Raw data:
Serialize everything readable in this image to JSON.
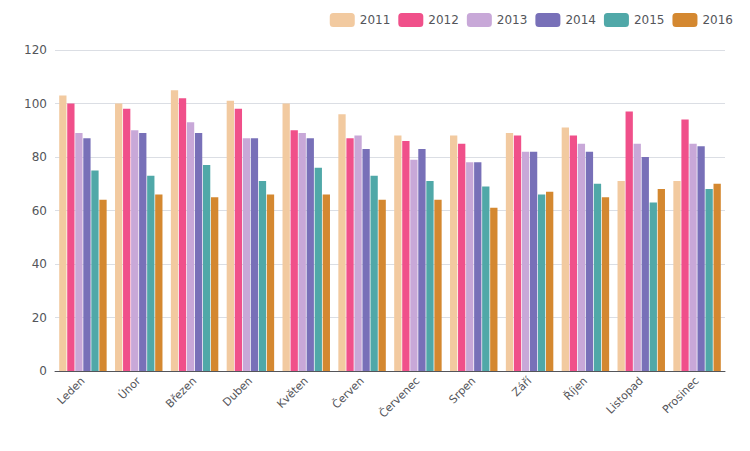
{
  "chart_data": {
    "type": "bar",
    "categories": [
      "Leden",
      "Únor",
      "Březen",
      "Duben",
      "Květen",
      "Červen",
      "Červenec",
      "Srpen",
      "Září",
      "Říjen",
      "Listopad",
      "Prosinec"
    ],
    "series": [
      {
        "name": "2011",
        "color": "#F2CAA0",
        "values": [
          103,
          100,
          105,
          101,
          100,
          96,
          88,
          88,
          89,
          91,
          71,
          71
        ]
      },
      {
        "name": "2012",
        "color": "#F0508A",
        "values": [
          100,
          98,
          102,
          98,
          90,
          87,
          86,
          85,
          88,
          88,
          97,
          94
        ]
      },
      {
        "name": "2013",
        "color": "#C8A8D8",
        "values": [
          89,
          90,
          93,
          87,
          89,
          88,
          79,
          78,
          82,
          85,
          85,
          85
        ]
      },
      {
        "name": "2014",
        "color": "#7870B8",
        "values": [
          87,
          89,
          89,
          87,
          87,
          83,
          83,
          78,
          82,
          82,
          80,
          84
        ]
      },
      {
        "name": "2015",
        "color": "#50A8A8",
        "values": [
          75,
          73,
          77,
          71,
          76,
          73,
          71,
          69,
          66,
          70,
          63,
          68
        ]
      },
      {
        "name": "2016",
        "color": "#D48830",
        "values": [
          64,
          66,
          65,
          66,
          66,
          64,
          64,
          61,
          67,
          65,
          68,
          70
        ]
      }
    ],
    "ylim": [
      0,
      120
    ],
    "yticks": [
      0,
      20,
      40,
      60,
      80,
      100,
      120
    ],
    "grid": true,
    "legend": "upper right"
  }
}
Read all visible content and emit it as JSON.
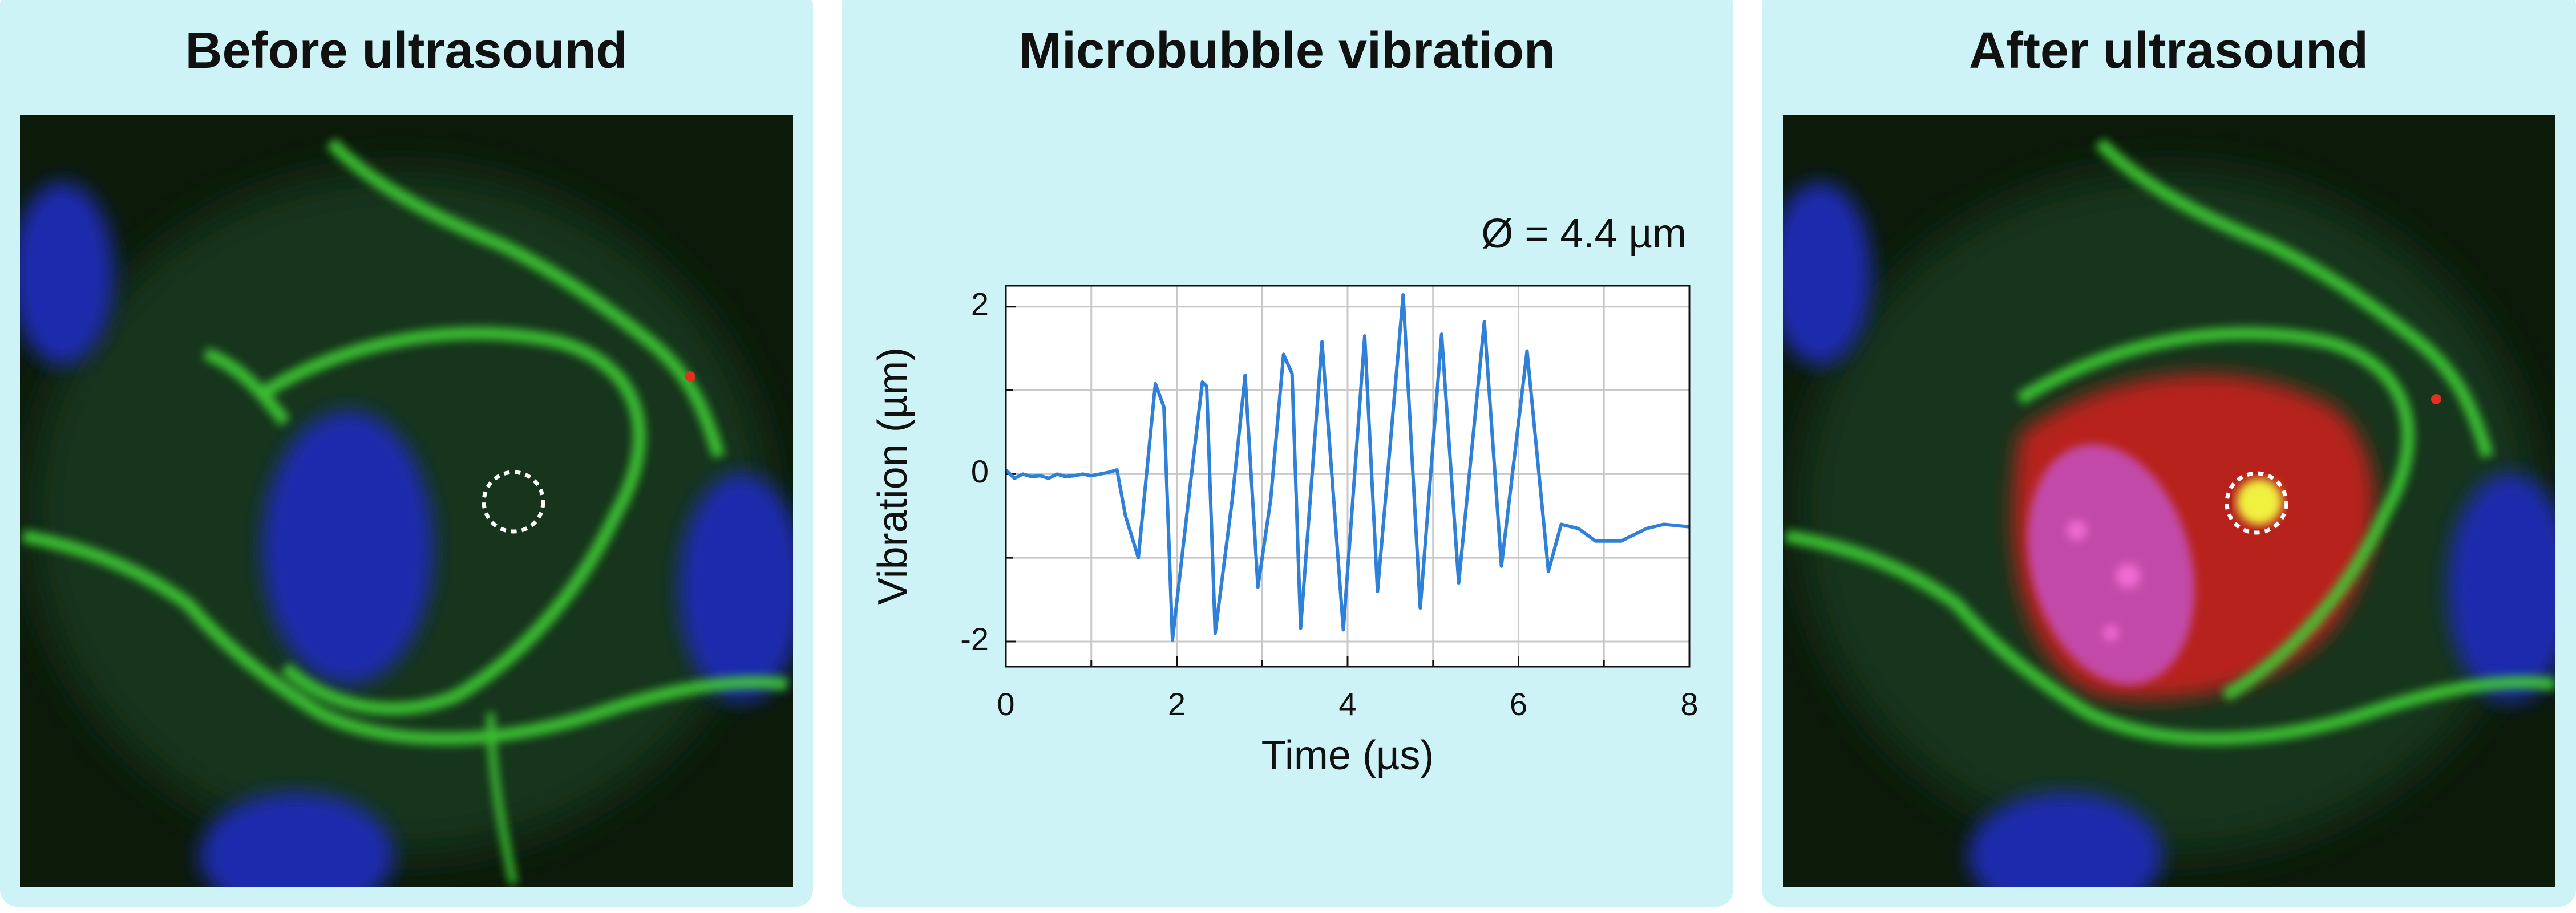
{
  "panels": [
    {
      "title": "Before ultrasound"
    },
    {
      "title": "After ultrasound"
    }
  ],
  "chart_data": {
    "type": "line",
    "title": "Microbubble vibration",
    "annotation": "Ø = 4.4 µm",
    "x_label": "Time (µs)",
    "y_label": "Vibration (µm)",
    "color": "#2f80d8",
    "x": [
      0,
      0.1,
      0.2,
      0.3,
      0.4,
      0.5,
      0.6,
      0.7,
      0.8,
      0.9,
      1.0,
      1.1,
      1.2,
      1.3,
      1.4,
      1.55,
      1.75,
      1.85,
      1.95,
      2.15,
      2.3,
      2.35,
      2.45,
      2.65,
      2.8,
      2.95,
      3.1,
      3.25,
      3.35,
      3.45,
      3.7,
      3.95,
      4.2,
      4.35,
      4.65,
      4.85,
      5.1,
      5.3,
      5.6,
      5.8,
      6.1,
      6.35,
      6.5,
      6.7,
      6.9,
      7.2,
      7.5,
      7.7,
      8.0
    ],
    "values": [
      0.05,
      -0.05,
      0.0,
      -0.03,
      -0.02,
      -0.05,
      0.0,
      -0.03,
      -0.02,
      0.0,
      -0.02,
      0.0,
      0.02,
      0.05,
      -0.5,
      -1.0,
      1.08,
      0.8,
      -1.98,
      -0.2,
      1.1,
      1.05,
      -1.9,
      -0.3,
      1.18,
      -1.35,
      -0.3,
      1.43,
      1.2,
      -1.84,
      1.58,
      -1.86,
      1.65,
      -1.4,
      2.14,
      -1.6,
      1.67,
      -1.3,
      1.82,
      -1.1,
      1.47,
      -1.16,
      -0.6,
      -0.65,
      -0.8,
      -0.8,
      -0.65,
      -0.6,
      -0.63
    ],
    "xlim": [
      0,
      8
    ],
    "ylim": [
      -2.3,
      2.25
    ],
    "xticks": [
      0,
      2,
      4,
      6,
      8
    ],
    "yticks": [
      -2,
      0,
      2
    ],
    "grid": true
  }
}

Task to complete: Quote all the lines above exactly as given. Do not include the pictures.

Answer below:
Serialize everything readable in this image to JSON.
{
  "chart_data": {
    "type": "bar",
    "categories": [
      "Leden",
      "Únor",
      "Březen",
      "Duben",
      "Květen",
      "Červen",
      "Červenec",
      "Srpen",
      "Září",
      "Říjen",
      "Listopad",
      "Prosinec"
    ],
    "series": [
      {
        "name": "2011",
        "color": "#F2CAA0",
        "values": [
          103,
          100,
          105,
          101,
          100,
          96,
          88,
          88,
          89,
          91,
          71,
          71
        ]
      },
      {
        "name": "2012",
        "color": "#F0508A",
        "values": [
          100,
          98,
          102,
          98,
          90,
          87,
          86,
          85,
          88,
          88,
          97,
          94
        ]
      },
      {
        "name": "2013",
        "color": "#C8A8D8",
        "values": [
          89,
          90,
          93,
          87,
          89,
          88,
          79,
          78,
          82,
          85,
          85,
          85
        ]
      },
      {
        "name": "2014",
        "color": "#7870B8",
        "values": [
          87,
          89,
          89,
          87,
          87,
          83,
          83,
          78,
          82,
          82,
          80,
          84
        ]
      },
      {
        "name": "2015",
        "color": "#50A8A8",
        "values": [
          75,
          73,
          77,
          71,
          76,
          73,
          71,
          69,
          66,
          70,
          63,
          68
        ]
      },
      {
        "name": "2016",
        "color": "#D48830",
        "values": [
          64,
          66,
          65,
          66,
          66,
          64,
          64,
          61,
          67,
          65,
          68,
          70
        ]
      }
    ],
    "ylim": [
      0,
      120
    ],
    "yticks": [
      0,
      20,
      40,
      60,
      80,
      100,
      120
    ],
    "grid": true,
    "legend": "upper right"
  }
}
Read all visible content and emit it as JSON.
{
  "panels": [
    {
      "title": "Before ultrasound"
    },
    {
      "title": "After ultrasound"
    }
  ],
  "chart_data": {
    "type": "line",
    "title": "Microbubble vibration",
    "annotation": "Ø = 4.4 µm",
    "x_label": "Time (µs)",
    "y_label": "Vibration (µm)",
    "color": "#2f80d8",
    "x": [
      0,
      0.1,
      0.2,
      0.3,
      0.4,
      0.5,
      0.6,
      0.7,
      0.8,
      0.9,
      1.0,
      1.1,
      1.2,
      1.3,
      1.4,
      1.55,
      1.75,
      1.85,
      1.95,
      2.15,
      2.3,
      2.35,
      2.45,
      2.65,
      2.8,
      2.95,
      3.1,
      3.25,
      3.35,
      3.45,
      3.7,
      3.95,
      4.2,
      4.35,
      4.65,
      4.85,
      5.1,
      5.3,
      5.6,
      5.8,
      6.1,
      6.35,
      6.5,
      6.7,
      6.9,
      7.2,
      7.5,
      7.7,
      8.0
    ],
    "values": [
      0.05,
      -0.05,
      0.0,
      -0.03,
      -0.02,
      -0.05,
      0.0,
      -0.03,
      -0.02,
      0.0,
      -0.02,
      0.0,
      0.02,
      0.05,
      -0.5,
      -1.0,
      1.08,
      0.8,
      -1.98,
      -0.2,
      1.1,
      1.05,
      -1.9,
      -0.3,
      1.18,
      -1.35,
      -0.3,
      1.43,
      1.2,
      -1.84,
      1.58,
      -1.86,
      1.65,
      -1.4,
      2.14,
      -1.6,
      1.67,
      -1.3,
      1.82,
      -1.1,
      1.47,
      -1.16,
      -0.6,
      -0.65,
      -0.8,
      -0.8,
      -0.65,
      -0.6,
      -0.63
    ],
    "xlim": [
      0,
      8
    ],
    "ylim": [
      -2.3,
      2.25
    ],
    "xticks": [
      0,
      2,
      4,
      6,
      8
    ],
    "yticks": [
      -2,
      0,
      2
    ],
    "grid": true
  }
}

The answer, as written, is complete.